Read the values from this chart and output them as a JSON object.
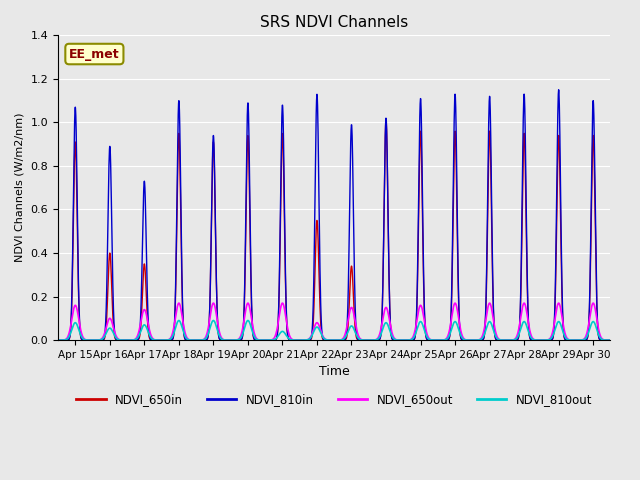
{
  "title": "SRS NDVI Channels",
  "ylabel": "NDVI Channels (W/m2/nm)",
  "xlabel": "Time",
  "annotation": "EE_met",
  "ylim": [
    0,
    1.4
  ],
  "colors": {
    "NDVI_650in": "#cc0000",
    "NDVI_810in": "#0000cc",
    "NDVI_650out": "#ff00ff",
    "NDVI_810out": "#00cccc"
  },
  "x_tick_labels": [
    "Apr 15",
    "Apr 16",
    "Apr 17",
    "Apr 18",
    "Apr 19",
    "Apr 20",
    "Apr 21",
    "Apr 22",
    "Apr 23",
    "Apr 24",
    "Apr 25",
    "Apr 26",
    "Apr 27",
    "Apr 28",
    "Apr 29",
    "Apr 30"
  ],
  "peaks_810in": [
    1.07,
    0.89,
    0.73,
    1.1,
    0.94,
    1.09,
    1.08,
    1.13,
    0.99,
    1.02,
    1.11,
    1.13,
    1.12,
    1.13,
    1.15,
    1.1
  ],
  "peaks_650in": [
    0.91,
    0.4,
    0.35,
    0.95,
    0.91,
    0.94,
    0.95,
    0.55,
    0.34,
    1.01,
    0.96,
    0.96,
    0.96,
    0.95,
    0.94,
    0.94
  ],
  "peaks_650out": [
    0.16,
    0.1,
    0.14,
    0.17,
    0.17,
    0.17,
    0.17,
    0.08,
    0.15,
    0.15,
    0.16,
    0.17,
    0.17,
    0.17,
    0.17,
    0.17
  ],
  "peaks_810out": [
    0.08,
    0.055,
    0.07,
    0.09,
    0.09,
    0.09,
    0.04,
    0.06,
    0.065,
    0.08,
    0.085,
    0.085,
    0.085,
    0.085,
    0.085,
    0.085
  ],
  "n_days": 16
}
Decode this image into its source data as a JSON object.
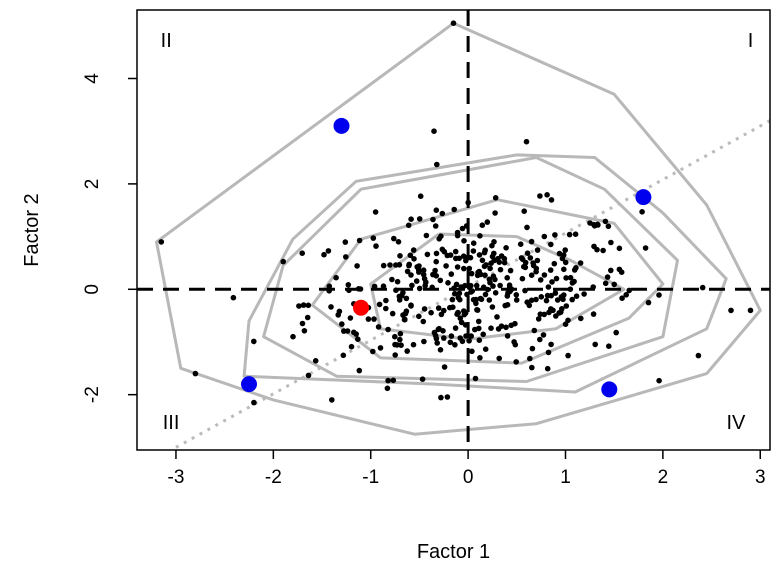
{
  "chart_data": {
    "type": "scatter",
    "xlabel": "Factor 1",
    "ylabel": "Factor 2",
    "xlim": [
      -3.4,
      3.1
    ],
    "ylim": [
      -3.05,
      5.3
    ],
    "xticks": [
      "-3",
      "-2",
      "-1",
      "0",
      "1",
      "2",
      "3"
    ],
    "xtick_values": [
      -3,
      -2,
      -1,
      0,
      1,
      2,
      3
    ],
    "yticks": [
      "-2",
      "0",
      "2",
      "4"
    ],
    "ytick_values": [
      -2,
      0,
      2,
      4
    ],
    "grid": false,
    "quadrant_labels": [
      {
        "text": "I",
        "x": 2.9,
        "y": 4.6
      },
      {
        "text": "II",
        "x": -3.1,
        "y": 4.6
      },
      {
        "text": "III",
        "x": -3.05,
        "y": -2.65
      },
      {
        "text": "IV",
        "x": 2.75,
        "y": -2.65
      }
    ],
    "reference_lines": {
      "vertical_x": 0,
      "horizontal_y": 0,
      "style": "dashed",
      "color": "#000000"
    },
    "diagonal_line": {
      "x": [
        -3.0,
        3.1
      ],
      "y": [
        -3.0,
        3.2
      ],
      "style": "dotted",
      "color": "#bbbbbb"
    },
    "contours": [
      {
        "color": "#b8b8b8",
        "points": [
          [
            -0.15,
            5.05
          ],
          [
            1.5,
            3.7
          ],
          [
            2.45,
            1.6
          ],
          [
            3.0,
            -0.4
          ],
          [
            2.45,
            -1.6
          ],
          [
            0.7,
            -2.55
          ],
          [
            -0.55,
            -2.75
          ],
          [
            -2.0,
            -2.1
          ],
          [
            -2.95,
            -1.5
          ],
          [
            -3.2,
            0.9
          ],
          [
            -0.15,
            5.05
          ]
        ]
      },
      {
        "color": "#b8b8b8",
        "points": [
          [
            0.5,
            2.55
          ],
          [
            1.3,
            2.5
          ],
          [
            2.0,
            1.45
          ],
          [
            2.65,
            0.2
          ],
          [
            2.45,
            -0.75
          ],
          [
            1.1,
            -1.95
          ],
          [
            -0.35,
            -1.8
          ],
          [
            -2.3,
            -1.65
          ],
          [
            -2.25,
            -0.6
          ],
          [
            -1.8,
            0.95
          ],
          [
            -1.15,
            2.05
          ],
          [
            0.5,
            2.55
          ]
        ]
      },
      {
        "color": "#b8b8b8",
        "points": [
          [
            0.7,
            2.5
          ],
          [
            1.4,
            1.9
          ],
          [
            2.15,
            0.55
          ],
          [
            2.0,
            -0.9
          ],
          [
            0.6,
            -1.75
          ],
          [
            -1.35,
            -1.65
          ],
          [
            -2.1,
            -0.9
          ],
          [
            -1.9,
            0.45
          ],
          [
            -1.1,
            1.9
          ],
          [
            0.7,
            2.5
          ]
        ]
      },
      {
        "color": "#b8b8b8",
        "points": [
          [
            0.3,
            1.7
          ],
          [
            1.5,
            1.25
          ],
          [
            2.0,
            0.1
          ],
          [
            1.65,
            -0.55
          ],
          [
            0.55,
            -1.4
          ],
          [
            -0.9,
            -1.3
          ],
          [
            -1.6,
            -0.3
          ],
          [
            -1.1,
            0.95
          ],
          [
            0.3,
            1.7
          ]
        ]
      },
      {
        "color": "#b8b8b8",
        "points": [
          [
            -0.3,
            1.05
          ],
          [
            0.5,
            1.0
          ],
          [
            1.05,
            0.55
          ],
          [
            1.6,
            0.0
          ],
          [
            0.9,
            -0.75
          ],
          [
            0.0,
            -0.95
          ],
          [
            -0.9,
            -0.75
          ],
          [
            -1.0,
            0.1
          ],
          [
            -0.3,
            1.05
          ]
        ]
      }
    ],
    "series": [
      {
        "marker": "small-dot",
        "color": "#000000"
      },
      {
        "marker": "large-dot",
        "color": "#0000ee",
        "x": [
          -1.3,
          1.8,
          -2.25,
          1.45
        ],
        "y": [
          3.1,
          1.75,
          -1.8,
          -1.9
        ]
      },
      {
        "marker": "large-dot",
        "color": "#ff0000",
        "x": [
          -1.1
        ],
        "y": [
          -0.35
        ]
      }
    ]
  }
}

§ STATED PROBLEM:
Leave out the pictures and copy the rest of the material above exactly.

§ OUTPUT:
Read the values from this chart and output them as a JSON object.
{
  "title": "SRS NDVI Channels",
  "ylabel": "NDVI Channels (W/m2/nm)",
  "xlabel": "Time",
  "annotation": "EE_met",
  "ylim": [
    0,
    1.4
  ],
  "colors": {
    "NDVI_650in": "#cc0000",
    "NDVI_810in": "#0000cc",
    "NDVI_650out": "#ff00ff",
    "NDVI_810out": "#00cccc"
  },
  "x_tick_labels": [
    "Apr 15",
    "Apr 16",
    "Apr 17",
    "Apr 18",
    "Apr 19",
    "Apr 20",
    "Apr 21",
    "Apr 22",
    "Apr 23",
    "Apr 24",
    "Apr 25",
    "Apr 26",
    "Apr 27",
    "Apr 28",
    "Apr 29",
    "Apr 30"
  ],
  "peaks_810in": [
    1.07,
    0.89,
    0.73,
    1.1,
    0.94,
    1.09,
    1.08,
    1.13,
    0.99,
    1.02,
    1.11,
    1.13,
    1.12,
    1.13,
    1.15,
    1.1
  ],
  "peaks_650in": [
    0.91,
    0.4,
    0.35,
    0.95,
    0.91,
    0.94,
    0.95,
    0.55,
    0.34,
    1.01,
    0.96,
    0.96,
    0.96,
    0.95,
    0.94,
    0.94
  ],
  "peaks_650out": [
    0.16,
    0.1,
    0.14,
    0.17,
    0.17,
    0.17,
    0.17,
    0.08,
    0.15,
    0.15,
    0.16,
    0.17,
    0.17,
    0.17,
    0.17,
    0.17
  ],
  "peaks_810out": [
    0.08,
    0.055,
    0.07,
    0.09,
    0.09,
    0.09,
    0.04,
    0.06,
    0.065,
    0.08,
    0.085,
    0.085,
    0.085,
    0.085,
    0.085,
    0.085
  ],
  "n_days": 16
}
Decode this image into its source data as a JSON object.
{
  "chart_data": {
    "type": "scatter",
    "xlabel": "Factor 1",
    "ylabel": "Factor 2",
    "xlim": [
      -3.4,
      3.1
    ],
    "ylim": [
      -3.05,
      5.3
    ],
    "xticks": [
      "-3",
      "-2",
      "-1",
      "0",
      "1",
      "2",
      "3"
    ],
    "xtick_values": [
      -3,
      -2,
      -1,
      0,
      1,
      2,
      3
    ],
    "yticks": [
      "-2",
      "0",
      "2",
      "4"
    ],
    "ytick_values": [
      -2,
      0,
      2,
      4
    ],
    "grid": false,
    "quadrant_labels": [
      {
        "text": "I",
        "x": 2.9,
        "y": 4.6
      },
      {
        "text": "II",
        "x": -3.1,
        "y": 4.6
      },
      {
        "text": "III",
        "x": -3.05,
        "y": -2.65
      },
      {
        "text": "IV",
        "x": 2.75,
        "y": -2.65
      }
    ],
    "reference_lines": {
      "vertical_x": 0,
      "horizontal_y": 0,
      "style": "dashed",
      "color": "#000000"
    },
    "diagonal_line": {
      "x": [
        -3.0,
        3.1
      ],
      "y": [
        -3.0,
        3.2
      ],
      "style": "dotted",
      "color": "#bbbbbb"
    },
    "contours": [
      {
        "color": "#b8b8b8",
        "points": [
          [
            -0.15,
            5.05
          ],
          [
            1.5,
            3.7
          ],
          [
            2.45,
            1.6
          ],
          [
            3.0,
            -0.4
          ],
          [
            2.45,
            -1.6
          ],
          [
            0.7,
            -2.55
          ],
          [
            -0.55,
            -2.75
          ],
          [
            -2.0,
            -2.1
          ],
          [
            -2.95,
            -1.5
          ],
          [
            -3.2,
            0.9
          ],
          [
            -0.15,
            5.05
          ]
        ]
      },
      {
        "color": "#b8b8b8",
        "points": [
          [
            0.5,
            2.55
          ],
          [
            1.3,
            2.5
          ],
          [
            2.0,
            1.45
          ],
          [
            2.65,
            0.2
          ],
          [
            2.45,
            -0.75
          ],
          [
            1.1,
            -1.95
          ],
          [
            -0.35,
            -1.8
          ],
          [
            -2.3,
            -1.65
          ],
          [
            -2.25,
            -0.6
          ],
          [
            -1.8,
            0.95
          ],
          [
            -1.15,
            2.05
          ],
          [
            0.5,
            2.55
          ]
        ]
      },
      {
        "color": "#b8b8b8",
        "points": [
          [
            0.7,
            2.5
          ],
          [
            1.4,
            1.9
          ],
          [
            2.15,
            0.55
          ],
          [
            2.0,
            -0.9
          ],
          [
            0.6,
            -1.75
          ],
          [
            -1.35,
            -1.65
          ],
          [
            -2.1,
            -0.9
          ],
          [
            -1.9,
            0.45
          ],
          [
            -1.1,
            1.9
          ],
          [
            0.7,
            2.5
          ]
        ]
      },
      {
        "color": "#b8b8b8",
        "points": [
          [
            0.3,
            1.7
          ],
          [
            1.5,
            1.25
          ],
          [
            2.0,
            0.1
          ],
          [
            1.65,
            -0.55
          ],
          [
            0.55,
            -1.4
          ],
          [
            -0.9,
            -1.3
          ],
          [
            -1.6,
            -0.3
          ],
          [
            -1.1,
            0.95
          ],
          [
            0.3,
            1.7
          ]
        ]
      },
      {
        "color": "#b8b8b8",
        "points": [
          [
            -0.3,
            1.05
          ],
          [
            0.5,
            1.0
          ],
          [
            1.05,
            0.55
          ],
          [
            1.6,
            0.0
          ],
          [
            0.9,
            -0.75
          ],
          [
            0.0,
            -0.95
          ],
          [
            -0.9,
            -0.75
          ],
          [
            -1.0,
            0.1
          ],
          [
            -0.3,
            1.05
          ]
        ]
      }
    ],
    "series": [
      {
        "marker": "small-dot",
        "color": "#000000"
      },
      {
        "marker": "large-dot",
        "color": "#0000ee",
        "x": [
          -1.3,
          1.8,
          -2.25,
          1.45
        ],
        "y": [
          3.1,
          1.75,
          -1.8,
          -1.9
        ]
      },
      {
        "marker": "large-dot",
        "color": "#ff0000",
        "x": [
          -1.1
        ],
        "y": [
          -0.35
        ]
      }
    ]
  }
}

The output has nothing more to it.